Print out the listing below word for word, from its first line through the line containing "equation: 8 + 4 = — [110, 272, 157, 286]", inclusive.
━━━━━ Records for processing
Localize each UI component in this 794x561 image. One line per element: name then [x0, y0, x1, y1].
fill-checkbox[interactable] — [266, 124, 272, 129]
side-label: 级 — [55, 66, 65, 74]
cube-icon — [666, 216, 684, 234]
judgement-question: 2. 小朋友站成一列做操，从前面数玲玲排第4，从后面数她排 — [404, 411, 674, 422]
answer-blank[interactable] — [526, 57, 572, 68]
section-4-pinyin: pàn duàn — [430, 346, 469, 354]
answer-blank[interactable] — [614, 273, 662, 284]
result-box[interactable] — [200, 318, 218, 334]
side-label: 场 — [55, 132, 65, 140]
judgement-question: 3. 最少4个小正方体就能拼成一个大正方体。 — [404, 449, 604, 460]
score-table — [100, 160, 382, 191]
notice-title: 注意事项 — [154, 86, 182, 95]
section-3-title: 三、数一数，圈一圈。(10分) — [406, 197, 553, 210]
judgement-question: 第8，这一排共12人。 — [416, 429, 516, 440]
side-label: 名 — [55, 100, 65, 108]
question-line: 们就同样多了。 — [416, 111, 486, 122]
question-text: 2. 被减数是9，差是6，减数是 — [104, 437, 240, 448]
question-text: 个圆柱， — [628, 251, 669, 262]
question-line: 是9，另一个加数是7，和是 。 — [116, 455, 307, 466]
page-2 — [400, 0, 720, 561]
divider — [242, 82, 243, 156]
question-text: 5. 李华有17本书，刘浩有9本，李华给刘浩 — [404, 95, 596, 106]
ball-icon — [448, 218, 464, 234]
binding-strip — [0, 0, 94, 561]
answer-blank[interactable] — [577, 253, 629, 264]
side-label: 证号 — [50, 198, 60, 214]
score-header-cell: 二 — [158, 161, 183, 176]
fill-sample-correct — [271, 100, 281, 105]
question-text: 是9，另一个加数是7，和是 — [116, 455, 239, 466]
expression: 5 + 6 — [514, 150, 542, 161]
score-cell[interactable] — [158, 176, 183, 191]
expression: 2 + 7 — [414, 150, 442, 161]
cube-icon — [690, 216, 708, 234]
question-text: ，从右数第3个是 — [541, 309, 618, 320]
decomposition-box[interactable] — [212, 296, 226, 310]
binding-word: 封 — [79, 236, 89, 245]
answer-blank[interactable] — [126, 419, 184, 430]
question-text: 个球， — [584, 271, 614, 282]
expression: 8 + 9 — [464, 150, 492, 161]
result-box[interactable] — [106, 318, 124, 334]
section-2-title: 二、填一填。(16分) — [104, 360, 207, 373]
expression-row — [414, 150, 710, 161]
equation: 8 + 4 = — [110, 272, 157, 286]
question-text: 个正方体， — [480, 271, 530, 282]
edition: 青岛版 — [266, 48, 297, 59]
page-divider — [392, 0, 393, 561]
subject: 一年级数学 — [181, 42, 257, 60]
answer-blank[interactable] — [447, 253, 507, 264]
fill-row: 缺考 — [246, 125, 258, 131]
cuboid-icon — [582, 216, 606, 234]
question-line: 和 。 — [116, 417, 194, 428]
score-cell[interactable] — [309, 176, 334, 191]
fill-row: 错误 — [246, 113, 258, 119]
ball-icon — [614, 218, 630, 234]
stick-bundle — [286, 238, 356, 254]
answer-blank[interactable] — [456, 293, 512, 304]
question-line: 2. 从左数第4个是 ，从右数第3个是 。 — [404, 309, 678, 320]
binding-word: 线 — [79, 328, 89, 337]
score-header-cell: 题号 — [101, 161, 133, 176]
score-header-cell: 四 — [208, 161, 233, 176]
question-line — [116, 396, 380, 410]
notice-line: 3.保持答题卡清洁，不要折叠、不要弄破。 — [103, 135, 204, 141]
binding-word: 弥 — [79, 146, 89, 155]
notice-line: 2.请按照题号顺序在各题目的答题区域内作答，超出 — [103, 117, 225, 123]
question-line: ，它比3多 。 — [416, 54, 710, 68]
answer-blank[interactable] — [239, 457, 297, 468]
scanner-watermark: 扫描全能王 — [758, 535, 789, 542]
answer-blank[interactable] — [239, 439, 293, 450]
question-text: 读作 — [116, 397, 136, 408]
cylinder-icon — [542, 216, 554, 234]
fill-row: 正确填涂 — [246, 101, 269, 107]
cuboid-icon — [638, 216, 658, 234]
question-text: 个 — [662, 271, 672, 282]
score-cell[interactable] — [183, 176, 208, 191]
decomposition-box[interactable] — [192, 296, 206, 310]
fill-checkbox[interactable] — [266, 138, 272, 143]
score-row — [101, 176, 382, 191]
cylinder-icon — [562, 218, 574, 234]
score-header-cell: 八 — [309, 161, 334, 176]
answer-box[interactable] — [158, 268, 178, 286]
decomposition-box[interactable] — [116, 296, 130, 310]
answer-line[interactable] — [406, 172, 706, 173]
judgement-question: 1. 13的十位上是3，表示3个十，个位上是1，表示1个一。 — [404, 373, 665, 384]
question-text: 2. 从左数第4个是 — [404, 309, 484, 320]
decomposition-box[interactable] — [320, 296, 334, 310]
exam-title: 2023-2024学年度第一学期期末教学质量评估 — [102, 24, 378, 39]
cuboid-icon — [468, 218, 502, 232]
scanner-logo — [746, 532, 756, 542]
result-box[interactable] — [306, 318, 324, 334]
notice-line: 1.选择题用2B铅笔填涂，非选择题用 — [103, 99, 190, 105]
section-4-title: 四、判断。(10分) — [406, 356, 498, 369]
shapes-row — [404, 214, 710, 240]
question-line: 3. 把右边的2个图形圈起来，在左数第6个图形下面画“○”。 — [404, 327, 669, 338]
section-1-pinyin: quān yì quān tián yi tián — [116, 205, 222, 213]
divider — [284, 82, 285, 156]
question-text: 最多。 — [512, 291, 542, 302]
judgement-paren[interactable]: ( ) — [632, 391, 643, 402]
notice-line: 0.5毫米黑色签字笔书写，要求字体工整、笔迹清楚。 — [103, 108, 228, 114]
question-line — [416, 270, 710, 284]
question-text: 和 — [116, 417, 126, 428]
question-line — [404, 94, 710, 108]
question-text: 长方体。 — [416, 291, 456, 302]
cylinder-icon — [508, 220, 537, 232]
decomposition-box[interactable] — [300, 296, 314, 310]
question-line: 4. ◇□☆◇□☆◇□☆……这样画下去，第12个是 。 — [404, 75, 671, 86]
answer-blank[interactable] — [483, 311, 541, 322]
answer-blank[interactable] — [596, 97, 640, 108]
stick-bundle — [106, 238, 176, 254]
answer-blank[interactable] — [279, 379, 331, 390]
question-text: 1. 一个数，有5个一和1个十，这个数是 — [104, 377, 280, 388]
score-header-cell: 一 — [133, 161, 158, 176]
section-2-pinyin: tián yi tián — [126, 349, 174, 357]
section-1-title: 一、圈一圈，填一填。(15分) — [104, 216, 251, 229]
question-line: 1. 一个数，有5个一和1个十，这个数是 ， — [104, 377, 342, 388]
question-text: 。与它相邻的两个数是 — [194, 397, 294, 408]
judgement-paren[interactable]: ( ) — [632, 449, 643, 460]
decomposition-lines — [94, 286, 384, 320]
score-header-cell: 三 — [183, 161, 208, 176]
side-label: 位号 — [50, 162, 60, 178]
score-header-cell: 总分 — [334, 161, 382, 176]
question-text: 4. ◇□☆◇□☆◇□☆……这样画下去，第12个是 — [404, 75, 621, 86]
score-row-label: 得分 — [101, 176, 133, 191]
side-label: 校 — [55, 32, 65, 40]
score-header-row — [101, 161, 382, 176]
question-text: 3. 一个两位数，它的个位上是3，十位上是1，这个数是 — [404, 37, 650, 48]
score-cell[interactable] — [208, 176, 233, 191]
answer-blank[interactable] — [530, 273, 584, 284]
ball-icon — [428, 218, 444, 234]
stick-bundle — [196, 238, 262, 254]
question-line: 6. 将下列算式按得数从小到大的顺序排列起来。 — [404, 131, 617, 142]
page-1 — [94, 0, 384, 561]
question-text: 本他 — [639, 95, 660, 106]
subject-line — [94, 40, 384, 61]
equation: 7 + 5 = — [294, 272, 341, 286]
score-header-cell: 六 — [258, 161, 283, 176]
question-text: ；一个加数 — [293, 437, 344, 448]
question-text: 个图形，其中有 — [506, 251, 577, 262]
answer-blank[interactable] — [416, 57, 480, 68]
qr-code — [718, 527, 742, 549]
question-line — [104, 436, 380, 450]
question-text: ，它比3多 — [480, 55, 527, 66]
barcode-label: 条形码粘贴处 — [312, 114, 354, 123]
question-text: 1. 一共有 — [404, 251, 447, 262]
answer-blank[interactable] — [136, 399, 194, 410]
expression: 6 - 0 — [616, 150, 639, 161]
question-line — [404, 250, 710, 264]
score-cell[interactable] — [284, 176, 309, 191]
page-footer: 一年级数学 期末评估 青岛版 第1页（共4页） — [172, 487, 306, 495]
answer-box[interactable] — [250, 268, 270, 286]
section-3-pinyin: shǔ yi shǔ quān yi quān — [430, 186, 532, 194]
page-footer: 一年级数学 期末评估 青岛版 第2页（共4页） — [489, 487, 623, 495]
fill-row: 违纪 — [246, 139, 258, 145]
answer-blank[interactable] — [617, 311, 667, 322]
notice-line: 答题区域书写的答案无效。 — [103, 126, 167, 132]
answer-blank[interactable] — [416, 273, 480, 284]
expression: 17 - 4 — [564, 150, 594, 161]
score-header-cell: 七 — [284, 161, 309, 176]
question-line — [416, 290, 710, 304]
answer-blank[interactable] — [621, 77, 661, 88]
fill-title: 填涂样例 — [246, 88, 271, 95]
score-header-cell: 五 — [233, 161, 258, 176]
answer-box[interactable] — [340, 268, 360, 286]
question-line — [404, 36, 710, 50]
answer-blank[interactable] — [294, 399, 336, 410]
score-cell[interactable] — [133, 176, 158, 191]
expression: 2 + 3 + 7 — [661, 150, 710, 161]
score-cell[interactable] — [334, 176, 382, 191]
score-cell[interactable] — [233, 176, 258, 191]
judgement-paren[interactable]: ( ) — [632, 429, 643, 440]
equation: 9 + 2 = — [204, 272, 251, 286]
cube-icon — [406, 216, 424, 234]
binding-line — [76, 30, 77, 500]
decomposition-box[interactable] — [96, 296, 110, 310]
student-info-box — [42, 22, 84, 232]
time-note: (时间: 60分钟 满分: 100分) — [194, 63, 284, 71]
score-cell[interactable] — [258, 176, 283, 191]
━━━━━━━━━━
## [Result of the task]
Localize each UI component in this 794x561 image. One line per element: name then [x0, y0, x1, y1].
fill-checkbox[interactable] — [266, 124, 272, 129]
side-label: 级 — [55, 66, 65, 74]
cube-icon — [666, 216, 684, 234]
judgement-question: 2. 小朋友站成一列做操，从前面数玲玲排第4，从后面数她排 — [404, 411, 674, 422]
answer-blank[interactable] — [526, 57, 572, 68]
section-4-pinyin: pàn duàn — [430, 346, 469, 354]
answer-blank[interactable] — [614, 273, 662, 284]
result-box[interactable] — [200, 318, 218, 334]
side-label: 场 — [55, 132, 65, 140]
judgement-question: 3. 最少4个小正方体就能拼成一个大正方体。 — [404, 449, 604, 460]
score-table — [100, 160, 382, 191]
notice-title: 注意事项 — [154, 86, 182, 95]
section-3-title: 三、数一数，圈一圈。(10分) — [406, 197, 553, 210]
judgement-question: 第8，这一排共12人。 — [416, 429, 516, 440]
side-label: 名 — [55, 100, 65, 108]
question-line: 们就同样多了。 — [416, 111, 486, 122]
question-text: 2. 被减数是9，差是6，减数是 — [104, 437, 240, 448]
question-text: 个圆柱， — [628, 251, 669, 262]
question-line: 是9，另一个加数是7，和是 。 — [116, 455, 307, 466]
page-2 — [400, 0, 720, 561]
divider — [242, 82, 243, 156]
question-text: 5. 李华有17本书，刘浩有9本，李华给刘浩 — [404, 95, 596, 106]
ball-icon — [448, 218, 464, 234]
binding-strip — [0, 0, 94, 561]
answer-blank[interactable] — [577, 253, 629, 264]
side-label: 证号 — [50, 198, 60, 214]
score-header-cell: 二 — [158, 161, 183, 176]
fill-sample-correct — [271, 100, 281, 105]
question-text: 是9，另一个加数是7，和是 — [116, 455, 239, 466]
expression: 5 + 6 — [514, 150, 542, 161]
score-cell[interactable] — [158, 176, 183, 191]
expression: 2 + 7 — [414, 150, 442, 161]
cube-icon — [690, 216, 708, 234]
question-text: ，从右数第3个是 — [541, 309, 618, 320]
decomposition-box[interactable] — [212, 296, 226, 310]
binding-word: 封 — [79, 236, 89, 245]
answer-blank[interactable] — [126, 419, 184, 430]
question-text: 个球， — [584, 271, 614, 282]
expression: 8 + 9 — [464, 150, 492, 161]
result-box[interactable] — [106, 318, 124, 334]
section-2-title: 二、填一填。(16分) — [104, 360, 207, 373]
expression-row — [414, 150, 710, 161]
equation: 8 + 4 = — [110, 272, 157, 286]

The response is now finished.